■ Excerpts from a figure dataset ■
___

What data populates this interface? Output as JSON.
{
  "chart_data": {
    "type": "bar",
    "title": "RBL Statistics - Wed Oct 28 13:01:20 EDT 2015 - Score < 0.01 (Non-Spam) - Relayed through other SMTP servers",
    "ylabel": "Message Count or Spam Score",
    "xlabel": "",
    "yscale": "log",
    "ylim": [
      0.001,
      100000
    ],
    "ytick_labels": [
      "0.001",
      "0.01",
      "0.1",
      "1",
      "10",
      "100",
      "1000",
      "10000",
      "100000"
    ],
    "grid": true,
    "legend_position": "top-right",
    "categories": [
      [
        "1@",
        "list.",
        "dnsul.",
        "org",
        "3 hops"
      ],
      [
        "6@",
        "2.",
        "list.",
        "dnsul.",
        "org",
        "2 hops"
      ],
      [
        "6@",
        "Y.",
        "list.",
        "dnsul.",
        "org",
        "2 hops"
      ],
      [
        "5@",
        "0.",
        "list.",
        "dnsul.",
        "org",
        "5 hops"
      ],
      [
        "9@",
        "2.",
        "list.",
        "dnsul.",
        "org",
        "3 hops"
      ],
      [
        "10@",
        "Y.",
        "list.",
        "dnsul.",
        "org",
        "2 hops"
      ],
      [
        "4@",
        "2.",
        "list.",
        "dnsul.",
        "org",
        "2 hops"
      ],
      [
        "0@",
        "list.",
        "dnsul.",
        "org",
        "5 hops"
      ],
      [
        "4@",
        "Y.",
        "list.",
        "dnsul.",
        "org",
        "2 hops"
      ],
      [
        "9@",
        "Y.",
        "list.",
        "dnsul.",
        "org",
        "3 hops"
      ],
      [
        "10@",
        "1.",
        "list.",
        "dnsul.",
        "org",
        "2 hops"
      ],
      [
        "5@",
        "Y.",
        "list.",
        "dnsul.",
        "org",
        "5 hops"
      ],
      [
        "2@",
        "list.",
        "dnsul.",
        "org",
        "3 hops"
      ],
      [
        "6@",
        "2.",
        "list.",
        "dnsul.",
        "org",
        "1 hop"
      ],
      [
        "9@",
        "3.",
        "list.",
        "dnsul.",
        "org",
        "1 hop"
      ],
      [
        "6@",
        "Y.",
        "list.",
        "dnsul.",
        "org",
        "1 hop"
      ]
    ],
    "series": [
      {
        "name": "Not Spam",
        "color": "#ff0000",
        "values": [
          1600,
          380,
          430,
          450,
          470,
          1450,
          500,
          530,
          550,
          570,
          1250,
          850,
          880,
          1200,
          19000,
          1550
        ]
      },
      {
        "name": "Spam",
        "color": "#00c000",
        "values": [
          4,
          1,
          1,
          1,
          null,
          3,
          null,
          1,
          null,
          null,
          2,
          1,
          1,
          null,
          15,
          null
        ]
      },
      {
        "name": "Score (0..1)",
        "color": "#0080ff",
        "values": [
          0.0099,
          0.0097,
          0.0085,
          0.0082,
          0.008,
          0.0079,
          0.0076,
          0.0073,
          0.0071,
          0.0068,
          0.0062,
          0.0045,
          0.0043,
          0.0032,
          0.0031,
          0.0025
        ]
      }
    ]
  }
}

___

■ Your instructions ■
Extract the full listing above without altering anything.

■ Solution to this task ■
What data populates this interface? Output as JSON.
{
  "chart_data": {
    "type": "bar",
    "title": "RBL Statistics - Wed Oct 28 13:01:20 EDT 2015 - Score < 0.01 (Non-Spam) - Relayed through other SMTP servers",
    "ylabel": "Message Count or Spam Score",
    "xlabel": "",
    "yscale": "log",
    "ylim": [
      0.001,
      100000
    ],
    "ytick_labels": [
      "0.001",
      "0.01",
      "0.1",
      "1",
      "10",
      "100",
      "1000",
      "10000",
      "100000"
    ],
    "grid": true,
    "legend_position": "top-right",
    "categories": [
      [
        "1@",
        "list.",
        "dnsul.",
        "org",
        "3 hops"
      ],
      [
        "6@",
        "2.",
        "list.",
        "dnsul.",
        "org",
        "2 hops"
      ],
      [
        "6@",
        "Y.",
        "list.",
        "dnsul.",
        "org",
        "2 hops"
      ],
      [
        "5@",
        "0.",
        "list.",
        "dnsul.",
        "org",
        "5 hops"
      ],
      [
        "9@",
        "2.",
        "list.",
        "dnsul.",
        "org",
        "3 hops"
      ],
      [
        "10@",
        "Y.",
        "list.",
        "dnsul.",
        "org",
        "2 hops"
      ],
      [
        "4@",
        "2.",
        "list.",
        "dnsul.",
        "org",
        "2 hops"
      ],
      [
        "0@",
        "list.",
        "dnsul.",
        "org",
        "5 hops"
      ],
      [
        "4@",
        "Y.",
        "list.",
        "dnsul.",
        "org",
        "2 hops"
      ],
      [
        "9@",
        "Y.",
        "list.",
        "dnsul.",
        "org",
        "3 hops"
      ],
      [
        "10@",
        "1.",
        "list.",
        "dnsul.",
        "org",
        "2 hops"
      ],
      [
        "5@",
        "Y.",
        "list.",
        "dnsul.",
        "org",
        "5 hops"
      ],
      [
        "2@",
        "list.",
        "dnsul.",
        "org",
        "3 hops"
      ],
      [
        "6@",
        "2.",
        "list.",
        "dnsul.",
        "org",
        "1 hop"
      ],
      [
        "9@",
        "3.",
        "list.",
        "dnsul.",
        "org",
        "1 hop"
      ],
      [
        "6@",
        "Y.",
        "list.",
        "dnsul.",
        "org",
        "1 hop"
      ]
    ],
    "series": [
      {
        "name": "Not Spam",
        "color": "#ff0000",
        "values": [
          1600,
          380,
          430,
          450,
          470,
          1450,
          500,
          530,
          550,
          570,
          1250,
          850,
          880,
          1200,
          19000,
          1550
        ]
      },
      {
        "name": "Spam",
        "color": "#00c000",
        "values": [
          4,
          1,
          1,
          1,
          null,
          3,
          null,
          1,
          null,
          null,
          2,
          1,
          1,
          null,
          15,
          null
        ]
      },
      {
        "name": "Score (0..1)",
        "color": "#0080ff",
        "values": [
          0.0099,
          0.0097,
          0.0085,
          0.0082,
          0.008,
          0.0079,
          0.0076,
          0.0073,
          0.0071,
          0.0068,
          0.0062,
          0.0045,
          0.0043,
          0.0032,
          0.0031,
          0.0025
        ]
      }
    ]
  }
}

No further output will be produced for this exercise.